___ THE INPUT ___
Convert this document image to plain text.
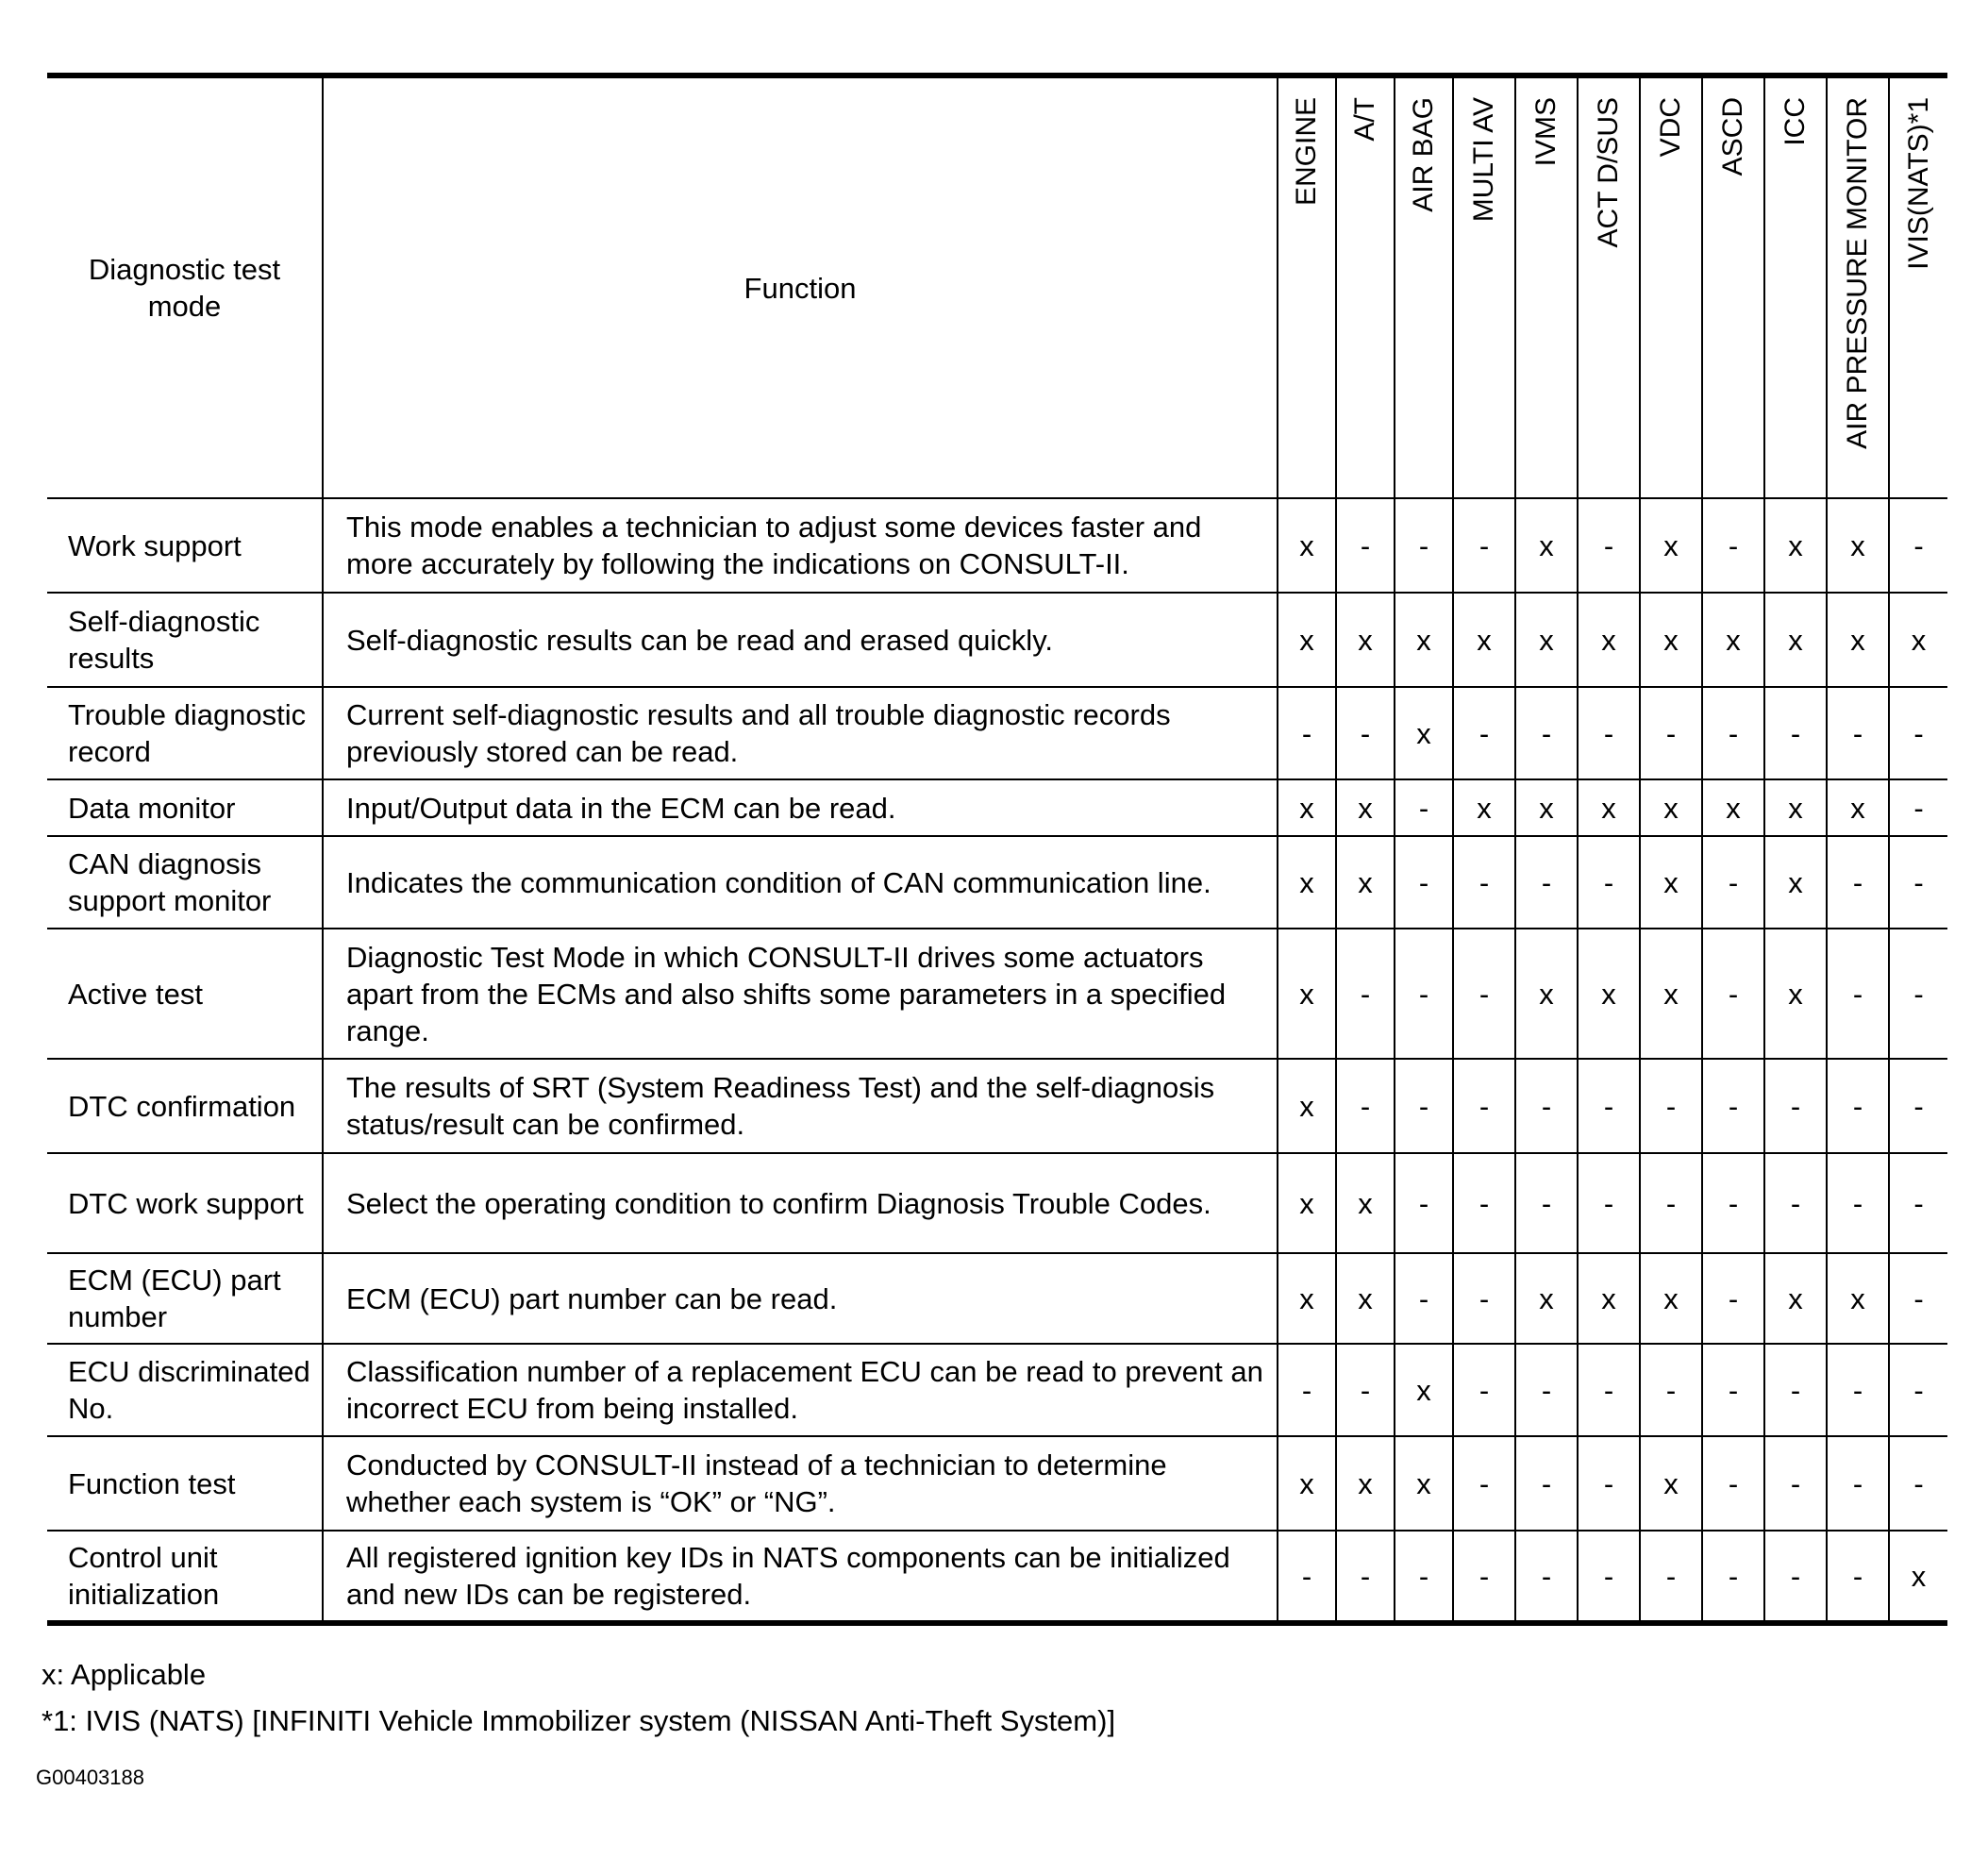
Diagnostic test mode	Function	ENGINE	A/T	AIR BAG	MULTI AV	IVMS	ACT D/SUS	VDC	ASCD	ICC	AIR PRESSURE MONITOR	IVIS(NATS)*1

Work support	This mode enables a technician to adjust some devices faster and more accurately by following the indications on CONSULT-II.	x	-	-	-	x	-	x	-	x	x	-
Self-diagnostic results	Self-diagnostic results can be read and erased quickly.	x	x	x	x	x	x	x	x	x	x	x
Trouble diagnostic record	Current self-diagnostic results and all trouble diagnostic records previously stored can be read.	-	-	x	-	-	-	-	-	-	-	-
Data monitor	Input/Output data in the ECM can be read.	x	x	-	x	x	x	x	x	x	x	-
CAN diagnosis support monitor	Indicates the communication condition of CAN communication line.	x	x	-	-	-	-	x	-	x	-	-
Active test	Diagnostic Test Mode in which CONSULT-II drives some actuators apart from the ECMs and also shifts some parameters in a specified range.	x	-	-	-	x	x	x	-	x	-	-
DTC confirmation	The results of SRT (System Readiness Test) and the self-diagnosis status/result can be confirmed.	x	-	-	-	-	-	-	-	-	-	-
DTC work support	Select the operating condition to confirm Diagnosis Trouble Codes.	x	x	-	-	-	-	-	-	-	-	-
ECM (ECU) part number	ECM (ECU) part number can be read.	x	x	-	-	x	x	x	-	x	x	-
ECU discriminated No.	Classification number of a replacement ECU can be read to prevent an incorrect ECU from being installed.	-	-	x	-	-	-	-	-	-	-	-
Function test	Conducted by CONSULT-II instead of a technician to determine whether each system is “OK” or “NG”.	x	x	x	-	-	-	x	-	-	-	-
Control unit initialization	All registered ignition key IDs in NATS components can be initialized and new IDs can be registered.	-	-	-	-	-	-	-	-	-	-	x
x: Applicable
*1: IVIS (NATS) [INFINITI Vehicle Immobilizer system (NISSAN Anti-Theft System)]
G00403188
___
## [INSTRUCTIONS FOR THE TASK]
Among the records above, how many lines carry the string "condition"? Reply with the number alone.

## [RESPONSE BELOW]
2